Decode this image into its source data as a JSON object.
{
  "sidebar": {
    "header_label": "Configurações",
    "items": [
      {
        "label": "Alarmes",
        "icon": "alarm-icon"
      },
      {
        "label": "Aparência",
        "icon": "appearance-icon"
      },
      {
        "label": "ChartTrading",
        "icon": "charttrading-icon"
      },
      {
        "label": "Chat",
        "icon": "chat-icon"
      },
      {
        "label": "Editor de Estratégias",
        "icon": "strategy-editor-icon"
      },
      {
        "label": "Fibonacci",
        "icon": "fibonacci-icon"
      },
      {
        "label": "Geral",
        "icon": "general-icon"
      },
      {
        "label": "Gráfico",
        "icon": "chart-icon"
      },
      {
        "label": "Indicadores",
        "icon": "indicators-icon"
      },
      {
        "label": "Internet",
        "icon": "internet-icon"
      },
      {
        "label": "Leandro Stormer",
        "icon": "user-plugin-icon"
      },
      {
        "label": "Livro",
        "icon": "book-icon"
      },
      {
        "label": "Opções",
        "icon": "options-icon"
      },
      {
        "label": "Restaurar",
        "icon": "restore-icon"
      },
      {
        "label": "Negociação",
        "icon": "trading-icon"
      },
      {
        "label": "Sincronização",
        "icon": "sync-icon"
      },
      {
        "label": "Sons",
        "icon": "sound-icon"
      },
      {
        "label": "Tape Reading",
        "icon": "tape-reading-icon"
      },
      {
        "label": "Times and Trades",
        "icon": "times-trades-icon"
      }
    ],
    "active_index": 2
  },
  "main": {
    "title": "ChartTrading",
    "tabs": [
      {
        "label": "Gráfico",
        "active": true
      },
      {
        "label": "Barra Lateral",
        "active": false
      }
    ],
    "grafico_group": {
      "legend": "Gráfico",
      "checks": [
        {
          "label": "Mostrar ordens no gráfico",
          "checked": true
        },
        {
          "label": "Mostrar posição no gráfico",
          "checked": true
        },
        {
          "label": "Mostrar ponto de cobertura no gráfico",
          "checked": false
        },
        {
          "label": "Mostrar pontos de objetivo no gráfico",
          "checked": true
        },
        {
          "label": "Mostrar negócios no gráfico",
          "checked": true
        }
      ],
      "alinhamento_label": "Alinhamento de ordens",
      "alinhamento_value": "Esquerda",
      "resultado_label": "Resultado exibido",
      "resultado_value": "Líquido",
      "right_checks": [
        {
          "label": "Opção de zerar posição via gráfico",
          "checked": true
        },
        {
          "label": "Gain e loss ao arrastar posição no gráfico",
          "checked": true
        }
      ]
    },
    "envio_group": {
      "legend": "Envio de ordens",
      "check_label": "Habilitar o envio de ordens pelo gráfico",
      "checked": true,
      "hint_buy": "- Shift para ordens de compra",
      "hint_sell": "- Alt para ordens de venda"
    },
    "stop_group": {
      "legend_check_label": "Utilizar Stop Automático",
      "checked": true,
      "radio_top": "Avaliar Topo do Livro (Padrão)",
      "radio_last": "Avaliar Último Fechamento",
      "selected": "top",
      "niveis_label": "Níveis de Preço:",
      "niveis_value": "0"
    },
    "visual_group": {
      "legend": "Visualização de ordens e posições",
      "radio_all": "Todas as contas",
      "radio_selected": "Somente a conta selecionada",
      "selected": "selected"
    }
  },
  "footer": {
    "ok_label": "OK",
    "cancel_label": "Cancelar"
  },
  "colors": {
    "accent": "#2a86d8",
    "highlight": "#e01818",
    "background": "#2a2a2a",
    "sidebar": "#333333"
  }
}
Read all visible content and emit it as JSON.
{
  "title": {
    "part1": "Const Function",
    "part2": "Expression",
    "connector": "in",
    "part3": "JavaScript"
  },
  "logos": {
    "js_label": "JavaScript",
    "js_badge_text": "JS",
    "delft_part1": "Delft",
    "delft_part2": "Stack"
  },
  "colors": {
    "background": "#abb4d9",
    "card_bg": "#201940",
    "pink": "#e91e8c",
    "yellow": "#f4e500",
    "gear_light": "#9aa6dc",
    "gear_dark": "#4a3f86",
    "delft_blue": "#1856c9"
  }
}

# # # # #

### [EXERCISE DETAILS]
Locate the string "Avaliar" in the listing above and copy every line where it occurs.

### [IN RESPONSE]
      "radio_top": "Avaliar Topo do Livro (Padrão)",
      "radio_last": "Avaliar Último Fechamento",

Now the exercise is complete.